-- START DATA SECTION --

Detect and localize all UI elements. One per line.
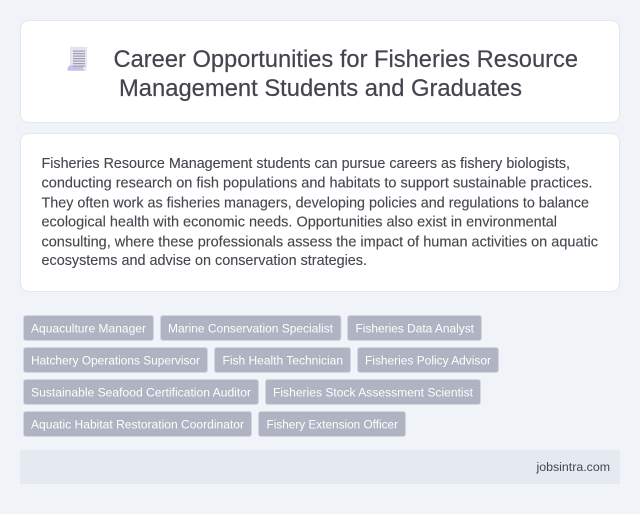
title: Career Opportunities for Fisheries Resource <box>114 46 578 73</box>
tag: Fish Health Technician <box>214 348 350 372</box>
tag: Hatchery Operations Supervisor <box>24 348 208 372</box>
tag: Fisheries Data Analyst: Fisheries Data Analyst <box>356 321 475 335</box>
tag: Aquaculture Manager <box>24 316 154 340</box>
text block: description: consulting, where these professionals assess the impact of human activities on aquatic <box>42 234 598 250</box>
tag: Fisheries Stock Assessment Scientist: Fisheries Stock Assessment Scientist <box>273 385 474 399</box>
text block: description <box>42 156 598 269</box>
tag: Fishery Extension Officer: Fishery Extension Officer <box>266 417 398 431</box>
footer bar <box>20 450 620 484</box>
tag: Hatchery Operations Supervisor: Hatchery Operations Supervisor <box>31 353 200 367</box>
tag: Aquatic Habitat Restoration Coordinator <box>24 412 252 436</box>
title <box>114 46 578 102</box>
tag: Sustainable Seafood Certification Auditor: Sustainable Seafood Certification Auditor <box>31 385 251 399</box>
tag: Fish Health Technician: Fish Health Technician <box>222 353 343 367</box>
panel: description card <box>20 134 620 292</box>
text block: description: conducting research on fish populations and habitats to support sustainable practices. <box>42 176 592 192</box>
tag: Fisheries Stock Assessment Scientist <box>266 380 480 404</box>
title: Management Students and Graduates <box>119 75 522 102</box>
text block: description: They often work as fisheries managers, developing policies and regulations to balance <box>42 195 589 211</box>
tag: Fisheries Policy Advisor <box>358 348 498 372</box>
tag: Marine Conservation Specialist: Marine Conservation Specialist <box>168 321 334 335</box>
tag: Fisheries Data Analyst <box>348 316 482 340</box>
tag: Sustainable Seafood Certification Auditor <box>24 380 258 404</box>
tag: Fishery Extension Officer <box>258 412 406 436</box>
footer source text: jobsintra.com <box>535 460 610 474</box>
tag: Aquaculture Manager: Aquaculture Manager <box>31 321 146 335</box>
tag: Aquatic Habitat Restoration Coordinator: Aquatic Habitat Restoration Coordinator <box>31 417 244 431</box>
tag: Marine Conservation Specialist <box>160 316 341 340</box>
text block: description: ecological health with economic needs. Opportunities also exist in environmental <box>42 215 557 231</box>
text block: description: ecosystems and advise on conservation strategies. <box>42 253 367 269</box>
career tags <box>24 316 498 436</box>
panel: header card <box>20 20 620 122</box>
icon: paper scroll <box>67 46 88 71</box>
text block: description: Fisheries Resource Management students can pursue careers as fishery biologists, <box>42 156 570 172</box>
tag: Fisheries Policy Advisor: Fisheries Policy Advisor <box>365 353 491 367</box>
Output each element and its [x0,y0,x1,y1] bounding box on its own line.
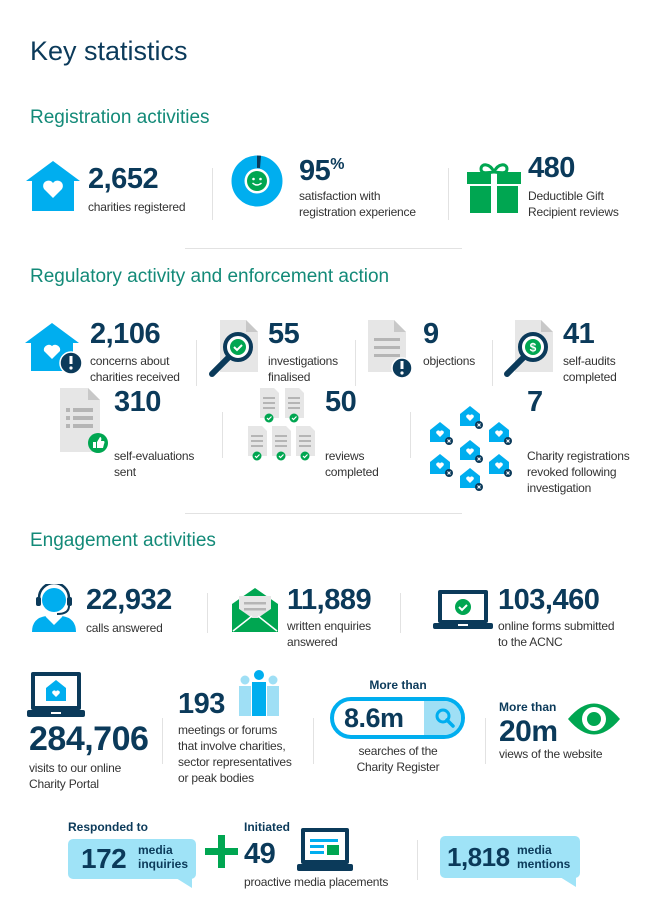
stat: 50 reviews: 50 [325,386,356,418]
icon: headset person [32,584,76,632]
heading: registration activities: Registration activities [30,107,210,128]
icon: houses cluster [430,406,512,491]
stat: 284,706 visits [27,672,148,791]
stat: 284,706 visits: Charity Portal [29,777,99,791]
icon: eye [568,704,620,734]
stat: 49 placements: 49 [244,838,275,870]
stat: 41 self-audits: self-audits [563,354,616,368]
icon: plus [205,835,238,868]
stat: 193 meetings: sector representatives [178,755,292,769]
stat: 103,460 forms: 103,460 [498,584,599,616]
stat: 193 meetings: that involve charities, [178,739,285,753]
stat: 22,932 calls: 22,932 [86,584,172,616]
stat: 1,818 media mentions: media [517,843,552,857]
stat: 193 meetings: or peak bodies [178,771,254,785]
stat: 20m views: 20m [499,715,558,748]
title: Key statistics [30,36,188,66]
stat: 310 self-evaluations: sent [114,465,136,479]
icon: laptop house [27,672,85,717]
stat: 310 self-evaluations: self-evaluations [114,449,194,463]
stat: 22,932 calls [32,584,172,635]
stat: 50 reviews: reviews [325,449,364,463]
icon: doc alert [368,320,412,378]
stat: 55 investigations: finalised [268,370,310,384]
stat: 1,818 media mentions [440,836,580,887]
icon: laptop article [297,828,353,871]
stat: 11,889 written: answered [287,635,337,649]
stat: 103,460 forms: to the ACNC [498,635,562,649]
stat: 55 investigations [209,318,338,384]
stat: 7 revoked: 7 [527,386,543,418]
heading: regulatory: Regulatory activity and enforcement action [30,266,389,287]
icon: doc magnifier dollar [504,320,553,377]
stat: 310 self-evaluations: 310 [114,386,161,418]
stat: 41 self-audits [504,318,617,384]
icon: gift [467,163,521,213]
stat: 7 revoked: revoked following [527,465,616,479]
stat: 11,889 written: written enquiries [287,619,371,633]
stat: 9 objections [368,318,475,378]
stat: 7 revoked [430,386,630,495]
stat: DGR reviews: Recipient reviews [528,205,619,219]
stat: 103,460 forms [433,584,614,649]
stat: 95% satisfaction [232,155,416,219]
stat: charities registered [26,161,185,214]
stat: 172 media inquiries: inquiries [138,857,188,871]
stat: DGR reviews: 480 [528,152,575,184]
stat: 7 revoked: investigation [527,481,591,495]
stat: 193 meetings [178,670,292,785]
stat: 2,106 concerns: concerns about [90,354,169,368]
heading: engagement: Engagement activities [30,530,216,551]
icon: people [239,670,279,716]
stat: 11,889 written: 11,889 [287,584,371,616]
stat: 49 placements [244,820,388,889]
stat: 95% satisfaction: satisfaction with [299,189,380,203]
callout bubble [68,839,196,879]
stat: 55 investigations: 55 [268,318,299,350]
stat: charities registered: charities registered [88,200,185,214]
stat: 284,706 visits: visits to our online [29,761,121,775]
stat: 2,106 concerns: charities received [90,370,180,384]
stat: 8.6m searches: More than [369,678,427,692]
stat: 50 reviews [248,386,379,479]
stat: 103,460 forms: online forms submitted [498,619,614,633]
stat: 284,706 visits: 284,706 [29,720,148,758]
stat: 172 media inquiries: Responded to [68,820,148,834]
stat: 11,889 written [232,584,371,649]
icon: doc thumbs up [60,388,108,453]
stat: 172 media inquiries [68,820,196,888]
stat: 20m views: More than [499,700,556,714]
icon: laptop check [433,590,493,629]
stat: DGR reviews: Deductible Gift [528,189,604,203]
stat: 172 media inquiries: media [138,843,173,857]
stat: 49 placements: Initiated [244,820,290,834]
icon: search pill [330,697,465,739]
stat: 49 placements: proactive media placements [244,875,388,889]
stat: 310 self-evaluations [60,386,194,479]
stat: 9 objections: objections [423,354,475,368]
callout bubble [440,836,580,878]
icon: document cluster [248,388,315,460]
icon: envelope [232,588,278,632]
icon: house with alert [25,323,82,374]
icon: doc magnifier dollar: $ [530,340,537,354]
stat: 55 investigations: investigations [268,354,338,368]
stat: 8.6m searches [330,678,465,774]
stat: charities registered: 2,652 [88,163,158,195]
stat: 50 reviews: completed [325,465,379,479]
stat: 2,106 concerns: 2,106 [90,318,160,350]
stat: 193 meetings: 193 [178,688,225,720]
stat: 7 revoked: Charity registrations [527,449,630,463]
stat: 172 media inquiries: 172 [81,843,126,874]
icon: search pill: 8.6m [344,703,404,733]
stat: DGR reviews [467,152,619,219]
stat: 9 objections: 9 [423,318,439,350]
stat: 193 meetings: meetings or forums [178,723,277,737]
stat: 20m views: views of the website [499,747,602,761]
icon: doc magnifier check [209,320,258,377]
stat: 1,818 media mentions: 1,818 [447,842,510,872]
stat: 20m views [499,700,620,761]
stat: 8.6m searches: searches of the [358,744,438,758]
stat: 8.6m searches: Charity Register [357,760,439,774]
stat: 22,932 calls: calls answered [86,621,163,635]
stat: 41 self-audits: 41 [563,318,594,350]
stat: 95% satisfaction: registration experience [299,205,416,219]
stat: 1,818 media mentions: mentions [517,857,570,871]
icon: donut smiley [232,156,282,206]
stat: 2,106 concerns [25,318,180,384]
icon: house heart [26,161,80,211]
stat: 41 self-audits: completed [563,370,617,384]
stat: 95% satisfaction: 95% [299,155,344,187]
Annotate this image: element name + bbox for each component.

-- END DATA SECTION --

■ **GIVEN TASK**
Copy out the lines from the one containing "title: Career Opportunities" through the one containing "tag: Fisheries Stock Assessment Scientist <box>266", both included, character for character.

■ **REPLY**
title: Career Opportunities for Fisheries Resource <box>114 46 578 73</box>
tag: Fish Health Technician <box>214 348 350 372</box>
tag: Hatchery Operations Supervisor <box>24 348 208 372</box>
tag: Fisheries Data Analyst: Fisheries Data Analyst <box>356 321 475 335</box>
tag: Aquaculture Manager <box>24 316 154 340</box>
text block: description: consulting, where these professionals assess the impact of human activities on aquatic <box>42 234 598 250</box>
tag: Fisheries Stock Assessment Scientist: Fisheries Stock Assessment Scientist <box>273 385 474 399</box>
text block: description <box>42 156 598 269</box>
tag: Fishery Extension Officer: Fishery Extension Officer <box>266 417 398 431</box>
footer bar <box>20 450 620 484</box>
tag: Hatchery Operations Supervisor: Hatchery Operations Supervisor <box>31 353 200 367</box>
tag: Aquatic Habitat Restoration Coordinator <box>24 412 252 436</box>
title <box>114 46 578 102</box>
tag: Sustainable Seafood Certification Auditor: Sustainable Seafood Certification Auditor <box>31 385 251 399</box>
tag: Fish Health Technician: Fish Health Technician <box>222 353 343 367</box>
panel: description card <box>20 134 620 292</box>
text block: description: conducting research on fish populations and habitats to support sustainable practices. <box>42 176 592 192</box>
tag: Fisheries Stock Assessment Scientist <box>266 380 480 404</box>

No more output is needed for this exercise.